JOB:
Each record that follows should be repeated exactly, minus any images.

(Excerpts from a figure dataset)
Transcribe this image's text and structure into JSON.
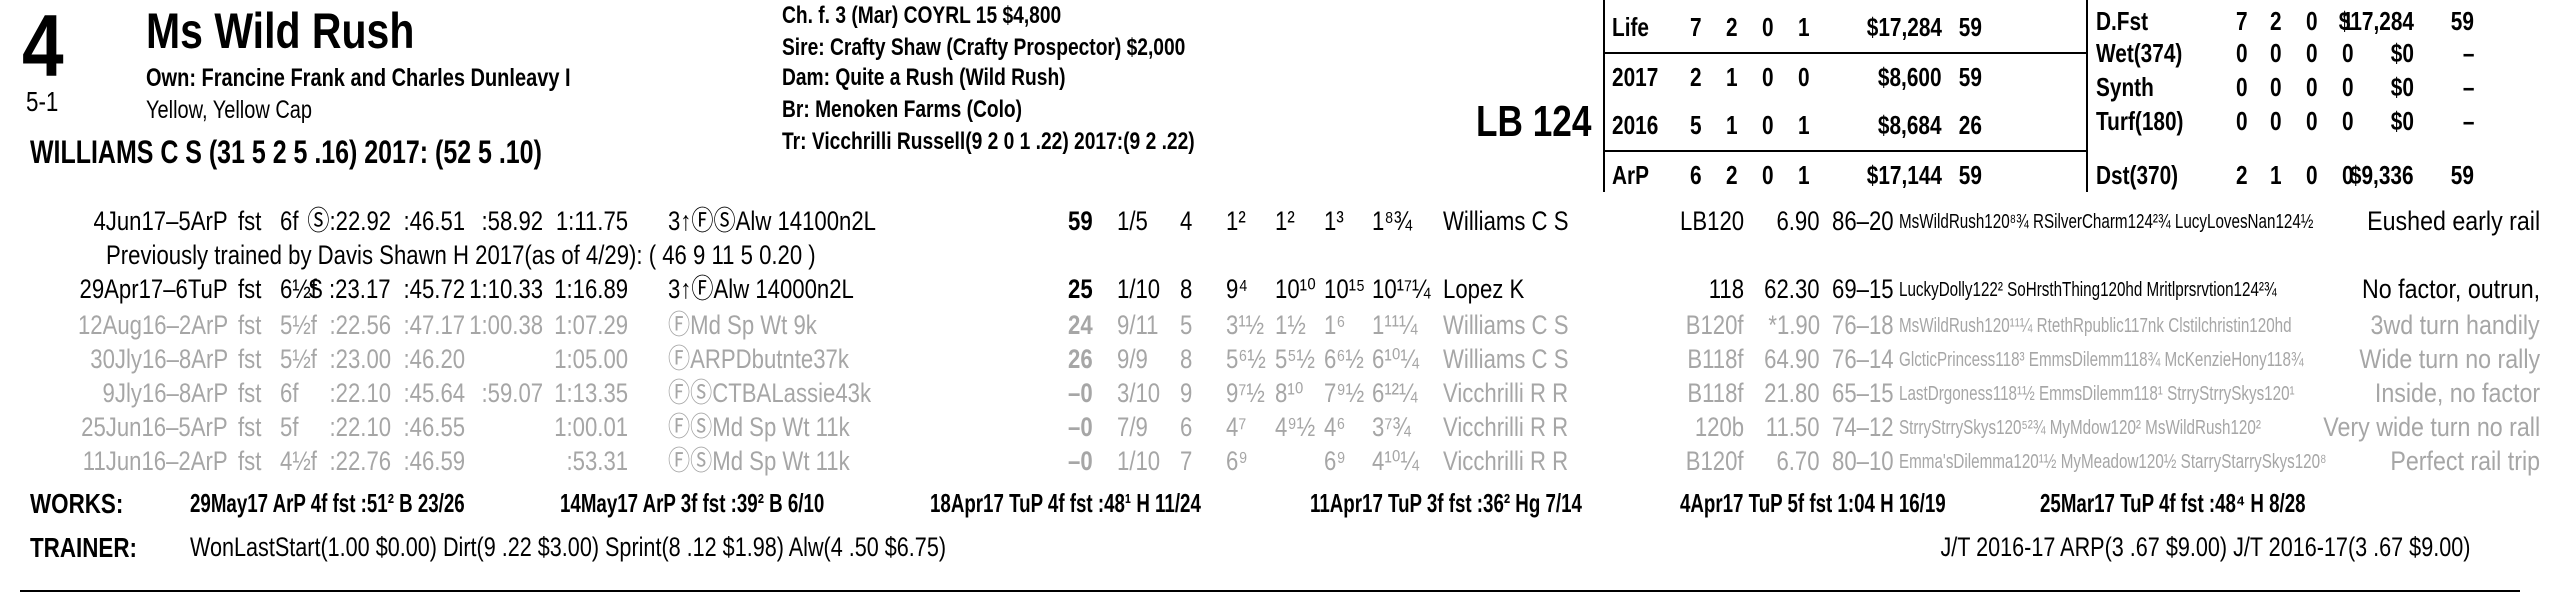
{
  "header": {
    "post": "4",
    "odds": "5-1",
    "name": "Ms Wild Rush",
    "owner": "Own: Francine Frank and Charles Dunleavy I",
    "silks": "Yellow, Yellow Cap",
    "jockey": "WILLIAMS C S (31 5 2 5 .16) 2017: (52 5 .10)",
    "breeding": [
      "Ch. f. 3 (Mar) COYRL 15 $4,800",
      "Sire: Crafty Shaw (Crafty Prospector) $2,000",
      "Dam: Quite a Rush (Wild Rush)",
      "Br:   Menoken Farms (Colo)",
      "Tr:   Vicchrilli Russell(9 2 0 1 .22) 2017:(9 2 .22)"
    ],
    "weight": "LB 124"
  },
  "stats": {
    "left": [
      [
        "Life",
        "7",
        "2",
        "0",
        "1",
        "$17,284",
        "59"
      ],
      [
        "2017",
        "2",
        "1",
        "0",
        "0",
        "$8,600",
        "59"
      ],
      [
        "2016",
        "5",
        "1",
        "0",
        "1",
        "$8,684",
        "26"
      ],
      [
        "ArP",
        "6",
        "2",
        "0",
        "1",
        "$17,144",
        "59"
      ]
    ],
    "right": [
      [
        "D.Fst",
        "7",
        "2",
        "0",
        "1",
        "$17,284",
        "59"
      ],
      [
        "Wet(374)",
        "0",
        "0",
        "0",
        "0",
        "$0",
        "–"
      ],
      [
        "Synth",
        "0",
        "0",
        "0",
        "0",
        "$0",
        "–"
      ],
      [
        "Turf(180)",
        "0",
        "0",
        "0",
        "0",
        "$0",
        "–"
      ],
      [
        "Dst(370)",
        "2",
        "1",
        "0",
        "0",
        "$9,336",
        "59"
      ]
    ]
  },
  "past_performances": [
    {
      "color": "#000000",
      "cells": [
        "4Jun17–5ArP",
        "fst",
        "6f",
        "Ⓢ:22.92",
        ":46.51",
        ":58.92",
        "1:11.75",
        "3↑ⒻⓈAlw 14100n2L",
        "59",
        "1/5",
        "4",
        "1²",
        "1²",
        "1³",
        "1⁸¾",
        "Williams C S",
        "LB120",
        "6.90",
        "86–20",
        "MsWildRush120⁸¾ RSilverCharm124²¾ LucyLovesNan124½",
        "Eushed early rail"
      ]
    },
    {
      "color": "#000000",
      "cells": [
        "29Apr17–6TuP",
        "fst",
        "6½f",
        "S :23.17",
        ":45.72",
        "1:10.33",
        "1:16.89",
        "3↑ⒻAlw 14000n2L",
        "25",
        "1/10",
        "8",
        "9⁴",
        "10¹⁰",
        "10¹⁵",
        "10¹⁷¼",
        "Lopez K",
        "118",
        "62.30",
        "69–15",
        "LuckyDolly122² SoHrsthThing120hd Mritlprsrvtion124²¾",
        "No factor, outrun,"
      ]
    },
    {
      "color": "#a6a6a6",
      "cells": [
        "12Aug16–2ArP",
        "fst",
        "5½f",
        ":22.56",
        ":47.17",
        "1:00.38",
        "1:07.29",
        "ⒻMd Sp Wt 9k",
        "24",
        "9/11",
        "5",
        "3¹½",
        "1½",
        "1⁶",
        "1¹¹¼",
        "Williams C S",
        "B120f",
        "*1.90",
        "76–18",
        "MsWildRush120¹¹¼ RtethRpublic117nk Clstilchristin120hd",
        "3wd turn handily"
      ]
    },
    {
      "color": "#a6a6a6",
      "cells": [
        "30Jly16–8ArP",
        "fst",
        "5½f",
        ":23.00",
        ":46.20",
        null,
        "1:05.00",
        "ⒻARPDbutnte37k",
        "26",
        "9/9",
        "8",
        "5⁶½",
        "5⁵½",
        "6⁶½",
        "6¹⁰¼",
        "Williams C S",
        "B118f",
        "64.90",
        "76–14",
        "GlcticPrincess118³ EmmsDilemm118¾ McKenzieHony118¾",
        "Wide turn no rally"
      ]
    },
    {
      "color": "#a6a6a6",
      "cells": [
        "9Jly16–8ArP",
        "fst",
        "6f",
        ":22.10",
        ":45.64",
        ":59.07",
        "1:13.35",
        "ⒻⓈCTBALassie43k",
        "–0",
        "3/10",
        "9",
        "9⁷½",
        "8¹⁰",
        "7⁹½",
        "6¹²¼",
        "Vicchrilli R R",
        "B118f",
        "21.80",
        "65–15",
        "LastDrgoness118¹½ EmmsDilemm118¹ StrryStrrySkys120¹",
        "Inside, no factor"
      ]
    },
    {
      "color": "#a6a6a6",
      "cells": [
        "25Jun16–5ArP",
        "fst",
        "5f",
        ":22.10",
        ":46.55",
        null,
        "1:00.01",
        "ⒻⓈMd Sp Wt 11k",
        "–0",
        "7/9",
        "6",
        "4⁷",
        "4⁹½",
        "4⁶",
        "3⁷¾",
        "Vicchrilli R R",
        "120b",
        "11.50",
        "74–12",
        "StrryStrrySkys120⁵²¾ MyMdow120² MsWildRush120²",
        "Very wide turn no rall"
      ]
    },
    {
      "color": "#a6a6a6",
      "cells": [
        "11Jun16–2ArP",
        "fst",
        "4½f",
        ":22.76",
        ":46.59",
        null,
        ":53.31",
        "ⒻⓈMd Sp Wt 11k",
        "–0",
        "1/10",
        "7",
        "6⁹",
        null,
        "6⁹",
        "4¹⁰¼",
        "Vicchrilli R R",
        "B120f",
        "6.70",
        "80–10",
        "Emma'sDilemma120¹½ MyMeadow120½ StarryStarrySkys120⁸",
        "Perfect rail trip"
      ]
    }
  ],
  "note": "Previously trained by Davis Shawn H 2017(as of 4/29): ( 46 9 11 5 0.20 )",
  "works": {
    "label": "WORKS:",
    "items": [
      "29May17 ArP 4f fst :51² B 23/26",
      "14May17 ArP 3f fst :39² B 6/10",
      "18Apr17 TuP 4f fst :48¹ H 11/24",
      "11Apr17 TuP 3f fst :36² Hg 7/14",
      "4Apr17 TuP 5f fst 1:04 H 16/19",
      "25Mar17 TuP 4f fst :48⁴ H 8/28"
    ]
  },
  "trainer": {
    "label": "TRAINER:",
    "stats": "WonLastStart(1.00 $0.00) Dirt(9 .22 $3.00) Sprint(8 .12 $1.98) Alw(4 .50 $6.75)",
    "jt": "J/T 2016-17 ARP(3 .67 $9.00)  J/T 2016-17(3 .67 $9.00)"
  }
}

COMPLETE RESPONSE:
Transcribe this image's text and structure into JSON.
{
  "header": {
    "post": "4",
    "odds": "5-1",
    "name": "Ms Wild Rush",
    "owner": "Own: Francine Frank and Charles Dunleavy I",
    "silks": "Yellow, Yellow Cap",
    "jockey": "WILLIAMS C S (31 5 2 5 .16) 2017: (52 5 .10)",
    "breeding": [
      "Ch. f. 3 (Mar) COYRL 15 $4,800",
      "Sire: Crafty Shaw (Crafty Prospector) $2,000",
      "Dam: Quite a Rush (Wild Rush)",
      "Br:   Menoken Farms (Colo)",
      "Tr:   Vicchrilli Russell(9 2 0 1 .22) 2017:(9 2 .22)"
    ],
    "weight": "LB 124"
  },
  "stats": {
    "left": [
      [
        "Life",
        "7",
        "2",
        "0",
        "1",
        "$17,284",
        "59"
      ],
      [
        "2017",
        "2",
        "1",
        "0",
        "0",
        "$8,600",
        "59"
      ],
      [
        "2016",
        "5",
        "1",
        "0",
        "1",
        "$8,684",
        "26"
      ],
      [
        "ArP",
        "6",
        "2",
        "0",
        "1",
        "$17,144",
        "59"
      ]
    ],
    "right": [
      [
        "D.Fst",
        "7",
        "2",
        "0",
        "1",
        "$17,284",
        "59"
      ],
      [
        "Wet(374)",
        "0",
        "0",
        "0",
        "0",
        "$0",
        "–"
      ],
      [
        "Synth",
        "0",
        "0",
        "0",
        "0",
        "$0",
        "–"
      ],
      [
        "Turf(180)",
        "0",
        "0",
        "0",
        "0",
        "$0",
        "–"
      ],
      [
        "Dst(370)",
        "2",
        "1",
        "0",
        "0",
        "$9,336",
        "59"
      ]
    ]
  },
  "past_performances": [
    {
      "color": "#000000",
      "cells": [
        "4Jun17–5ArP",
        "fst",
        "6f",
        "Ⓢ:22.92",
        ":46.51",
        ":58.92",
        "1:11.75",
        "3↑ⒻⓈAlw 14100n2L",
        "59",
        "1/5",
        "4",
        "1²",
        "1²",
        "1³",
        "1⁸¾",
        "Williams C S",
        "LB120",
        "6.90",
        "86–20",
        "MsWildRush120⁸¾ RSilverCharm124²¾ LucyLovesNan124½",
        "Eushed early rail"
      ]
    },
    {
      "color": "#000000",
      "cells": [
        "29Apr17–6TuP",
        "fst",
        "6½f",
        "S :23.17",
        ":45.72",
        "1:10.33",
        "1:16.89",
        "3↑ⒻAlw 14000n2L",
        "25",
        "1/10",
        "8",
        "9⁴",
        "10¹⁰",
        "10¹⁵",
        "10¹⁷¼",
        "Lopez K",
        "118",
        "62.30",
        "69–15",
        "LuckyDolly122² SoHrsthThing120hd Mritlprsrvtion124²¾",
        "No factor, outrun,"
      ]
    },
    {
      "color": "#a6a6a6",
      "cells": [
        "12Aug16–2ArP",
        "fst",
        "5½f",
        ":22.56",
        ":47.17",
        "1:00.38",
        "1:07.29",
        "ⒻMd Sp Wt 9k",
        "24",
        "9/11",
        "5",
        "3¹½",
        "1½",
        "1⁶",
        "1¹¹¼",
        "Williams C S",
        "B120f",
        "*1.90",
        "76–18",
        "MsWildRush120¹¹¼ RtethRpublic117nk Clstilchristin120hd",
        "3wd turn handily"
      ]
    },
    {
      "color": "#a6a6a6",
      "cells": [
        "30Jly16–8ArP",
        "fst",
        "5½f",
        ":23.00",
        ":46.20",
        null,
        "1:05.00",
        "ⒻARPDbutnte37k",
        "26",
        "9/9",
        "8",
        "5⁶½",
        "5⁵½",
        "6⁶½",
        "6¹⁰¼",
        "Williams C S",
        "B118f",
        "64.90",
        "76–14",
        "GlcticPrincess118³ EmmsDilemm118¾ McKenzieHony118¾",
        "Wide turn no rally"
      ]
    },
    {
      "color": "#a6a6a6",
      "cells": [
        "9Jly16–8ArP",
        "fst",
        "6f",
        ":22.10",
        ":45.64",
        ":59.07",
        "1:13.35",
        "ⒻⓈCTBALassie43k",
        "–0",
        "3/10",
        "9",
        "9⁷½",
        "8¹⁰",
        "7⁹½",
        "6¹²¼",
        "Vicchrilli R R",
        "B118f",
        "21.80",
        "65–15",
        "LastDrgoness118¹½ EmmsDilemm118¹ StrryStrrySkys120¹",
        "Inside, no factor"
      ]
    },
    {
      "color": "#a6a6a6",
      "cells": [
        "25Jun16–5ArP",
        "fst",
        "5f",
        ":22.10",
        ":46.55",
        null,
        "1:00.01",
        "ⒻⓈMd Sp Wt 11k",
        "–0",
        "7/9",
        "6",
        "4⁷",
        "4⁹½",
        "4⁶",
        "3⁷¾",
        "Vicchrilli R R",
        "120b",
        "11.50",
        "74–12",
        "StrryStrrySkys120⁵²¾ MyMdow120² MsWildRush120²",
        "Very wide turn no rall"
      ]
    },
    {
      "color": "#a6a6a6",
      "cells": [
        "11Jun16–2ArP",
        "fst",
        "4½f",
        ":22.76",
        ":46.59",
        null,
        ":53.31",
        "ⒻⓈMd Sp Wt 11k",
        "–0",
        "1/10",
        "7",
        "6⁹",
        null,
        "6⁹",
        "4¹⁰¼",
        "Vicchrilli R R",
        "B120f",
        "6.70",
        "80–10",
        "Emma'sDilemma120¹½ MyMeadow120½ StarryStarrySkys120⁸",
        "Perfect rail trip"
      ]
    }
  ],
  "note": "Previously trained by Davis Shawn H 2017(as of 4/29): ( 46 9 11 5 0.20 )",
  "works": {
    "label": "WORKS:",
    "items": [
      "29May17 ArP 4f fst :51² B 23/26",
      "14May17 ArP 3f fst :39² B 6/10",
      "18Apr17 TuP 4f fst :48¹ H 11/24",
      "11Apr17 TuP 3f fst :36² Hg 7/14",
      "4Apr17 TuP 5f fst 1:04 H 16/19",
      "25Mar17 TuP 4f fst :48⁴ H 8/28"
    ]
  },
  "trainer": {
    "label": "TRAINER:",
    "stats": "WonLastStart(1.00 $0.00) Dirt(9 .22 $3.00) Sprint(8 .12 $1.98) Alw(4 .50 $6.75)",
    "jt": "J/T 2016-17 ARP(3 .67 $9.00)  J/T 2016-17(3 .67 $9.00)"
  }
}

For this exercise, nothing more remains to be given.